Collected data entries
================================
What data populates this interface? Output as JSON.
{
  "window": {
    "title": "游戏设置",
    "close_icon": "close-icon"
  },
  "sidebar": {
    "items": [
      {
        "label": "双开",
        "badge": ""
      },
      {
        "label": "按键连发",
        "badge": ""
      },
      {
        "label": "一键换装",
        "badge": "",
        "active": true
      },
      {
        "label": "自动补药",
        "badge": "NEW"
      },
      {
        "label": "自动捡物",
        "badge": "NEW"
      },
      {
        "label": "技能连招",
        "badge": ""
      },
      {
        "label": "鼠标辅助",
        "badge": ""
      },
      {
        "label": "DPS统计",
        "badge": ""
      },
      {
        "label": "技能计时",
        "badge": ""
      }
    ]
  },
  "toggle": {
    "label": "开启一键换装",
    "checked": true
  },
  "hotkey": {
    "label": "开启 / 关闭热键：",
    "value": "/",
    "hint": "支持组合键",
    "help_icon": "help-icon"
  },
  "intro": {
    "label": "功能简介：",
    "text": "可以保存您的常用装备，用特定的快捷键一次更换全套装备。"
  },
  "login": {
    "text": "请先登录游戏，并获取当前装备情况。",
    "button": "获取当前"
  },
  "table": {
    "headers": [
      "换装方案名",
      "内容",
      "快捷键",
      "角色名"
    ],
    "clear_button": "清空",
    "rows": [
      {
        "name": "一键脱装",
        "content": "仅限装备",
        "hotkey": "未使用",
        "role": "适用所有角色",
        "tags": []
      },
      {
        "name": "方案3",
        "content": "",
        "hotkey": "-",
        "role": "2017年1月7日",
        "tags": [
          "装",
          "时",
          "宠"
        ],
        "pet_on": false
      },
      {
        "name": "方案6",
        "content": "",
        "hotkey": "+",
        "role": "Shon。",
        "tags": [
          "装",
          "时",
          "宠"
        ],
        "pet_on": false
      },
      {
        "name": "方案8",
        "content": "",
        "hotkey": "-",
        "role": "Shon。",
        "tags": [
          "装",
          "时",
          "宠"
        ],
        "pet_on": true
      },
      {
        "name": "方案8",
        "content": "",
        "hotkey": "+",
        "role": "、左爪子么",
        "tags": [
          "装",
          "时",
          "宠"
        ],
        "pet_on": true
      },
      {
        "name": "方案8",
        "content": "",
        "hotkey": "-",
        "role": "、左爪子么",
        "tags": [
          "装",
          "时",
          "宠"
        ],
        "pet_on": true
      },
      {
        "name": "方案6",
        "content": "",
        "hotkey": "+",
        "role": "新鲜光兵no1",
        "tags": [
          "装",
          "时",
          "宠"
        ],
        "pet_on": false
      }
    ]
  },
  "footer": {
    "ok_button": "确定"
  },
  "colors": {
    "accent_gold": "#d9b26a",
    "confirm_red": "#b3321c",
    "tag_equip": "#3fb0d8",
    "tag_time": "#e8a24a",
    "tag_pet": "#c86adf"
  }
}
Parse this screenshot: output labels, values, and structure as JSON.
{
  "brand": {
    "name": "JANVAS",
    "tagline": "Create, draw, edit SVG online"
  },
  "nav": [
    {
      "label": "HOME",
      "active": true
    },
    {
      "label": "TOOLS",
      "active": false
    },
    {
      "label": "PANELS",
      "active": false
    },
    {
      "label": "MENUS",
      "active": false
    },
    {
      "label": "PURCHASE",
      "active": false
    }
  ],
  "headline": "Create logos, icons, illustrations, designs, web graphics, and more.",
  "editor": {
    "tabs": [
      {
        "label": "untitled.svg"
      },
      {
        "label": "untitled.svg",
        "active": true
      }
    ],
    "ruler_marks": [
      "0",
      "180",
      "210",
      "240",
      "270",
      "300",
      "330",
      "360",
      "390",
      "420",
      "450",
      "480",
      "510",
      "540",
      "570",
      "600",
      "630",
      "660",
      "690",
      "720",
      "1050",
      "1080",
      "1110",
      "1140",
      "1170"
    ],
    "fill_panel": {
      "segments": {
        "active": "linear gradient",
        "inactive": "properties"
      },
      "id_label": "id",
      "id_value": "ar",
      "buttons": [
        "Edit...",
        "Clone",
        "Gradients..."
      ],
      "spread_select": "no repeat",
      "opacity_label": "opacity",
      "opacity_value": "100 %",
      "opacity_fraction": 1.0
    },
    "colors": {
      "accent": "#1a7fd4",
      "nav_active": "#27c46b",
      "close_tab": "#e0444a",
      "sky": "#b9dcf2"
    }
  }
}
================================
Extract each entry in full, exactly as given.

What data populates this interface? Output as JSON.
{
  "window": {
    "title": "游戏设置",
    "close_icon": "close-icon"
  },
  "sidebar": {
    "items": [
      {
        "label": "双开",
        "badge": ""
      },
      {
        "label": "按键连发",
        "badge": ""
      },
      {
        "label": "一键换装",
        "badge": "",
        "active": true
      },
      {
        "label": "自动补药",
        "badge": "NEW"
      },
      {
        "label": "自动捡物",
        "badge": "NEW"
      },
      {
        "label": "技能连招",
        "badge": ""
      },
      {
        "label": "鼠标辅助",
        "badge": ""
      },
      {
        "label": "DPS统计",
        "badge": ""
      },
      {
        "label": "技能计时",
        "badge": ""
      }
    ]
  },
  "toggle": {
    "label": "开启一键换装",
    "checked": true
  },
  "hotkey": {
    "label": "开启 / 关闭热键：",
    "value": "/",
    "hint": "支持组合键",
    "help_icon": "help-icon"
  },
  "intro": {
    "label": "功能简介：",
    "text": "可以保存您的常用装备，用特定的快捷键一次更换全套装备。"
  },
  "login": {
    "text": "请先登录游戏，并获取当前装备情况。",
    "button": "获取当前"
  },
  "table": {
    "headers": [
      "换装方案名",
      "内容",
      "快捷键",
      "角色名"
    ],
    "clear_button": "清空",
    "rows": [
      {
        "name": "一键脱装",
        "content": "仅限装备",
        "hotkey": "未使用",
        "role": "适用所有角色",
        "tags": []
      },
      {
        "name": "方案3",
        "content": "",
        "hotkey": "-",
        "role": "2017年1月7日",
        "tags": [
          "装",
          "时",
          "宠"
        ],
        "pet_on": false
      },
      {
        "name": "方案6",
        "content": "",
        "hotkey": "+",
        "role": "Shon。",
        "tags": [
          "装",
          "时",
          "宠"
        ],
        "pet_on": false
      },
      {
        "name": "方案8",
        "content": "",
        "hotkey": "-",
        "role": "Shon。",
        "tags": [
          "装",
          "时",
          "宠"
        ],
        "pet_on": true
      },
      {
        "name": "方案8",
        "content": "",
        "hotkey": "+",
        "role": "、左爪子么",
        "tags": [
          "装",
          "时",
          "宠"
        ],
        "pet_on": true
      },
      {
        "name": "方案8",
        "content": "",
        "hotkey": "-",
        "role": "、左爪子么",
        "tags": [
          "装",
          "时",
          "宠"
        ],
        "pet_on": true
      },
      {
        "name": "方案6",
        "content": "",
        "hotkey": "+",
        "role": "新鲜光兵no1",
        "tags": [
          "装",
          "时",
          "宠"
        ],
        "pet_on": false
      }
    ]
  },
  "footer": {
    "ok_button": "确定"
  },
  "colors": {
    "accent_gold": "#d9b26a",
    "confirm_red": "#b3321c",
    "tag_equip": "#3fb0d8",
    "tag_time": "#e8a24a",
    "tag_pet": "#c86adf"
  }
}
Parse this screenshot: output labels, values, and structure as JSON.
{
  "brand": {
    "name": "JANVAS",
    "tagline": "Create, draw, edit SVG online"
  },
  "nav": [
    {
      "label": "HOME",
      "active": true
    },
    {
      "label": "TOOLS",
      "active": false
    },
    {
      "label": "PANELS",
      "active": false
    },
    {
      "label": "MENUS",
      "active": false
    },
    {
      "label": "PURCHASE",
      "active": false
    }
  ],
  "headline": "Create logos, icons, illustrations, designs, web graphics, and more.",
  "editor": {
    "tabs": [
      {
        "label": "untitled.svg"
      },
      {
        "label": "untitled.svg",
        "active": true
      }
    ],
    "ruler_marks": [
      "0",
      "180",
      "210",
      "240",
      "270",
      "300",
      "330",
      "360",
      "390",
      "420",
      "450",
      "480",
      "510",
      "540",
      "570",
      "600",
      "630",
      "660",
      "690",
      "720",
      "1050",
      "1080",
      "1110",
      "1140",
      "1170"
    ],
    "fill_panel": {
      "segments": {
        "active": "linear gradient",
        "inactive": "properties"
      },
      "id_label": "id",
      "id_value": "ar",
      "buttons": [
        "Edit...",
        "Clone",
        "Gradients..."
      ],
      "spread_select": "no repeat",
      "opacity_label": "opacity",
      "opacity_value": "100 %",
      "opacity_fraction": 1.0
    },
    "colors": {
      "accent": "#1a7fd4",
      "nav_active": "#27c46b",
      "close_tab": "#e0444a",
      "sky": "#b9dcf2"
    }
  }
}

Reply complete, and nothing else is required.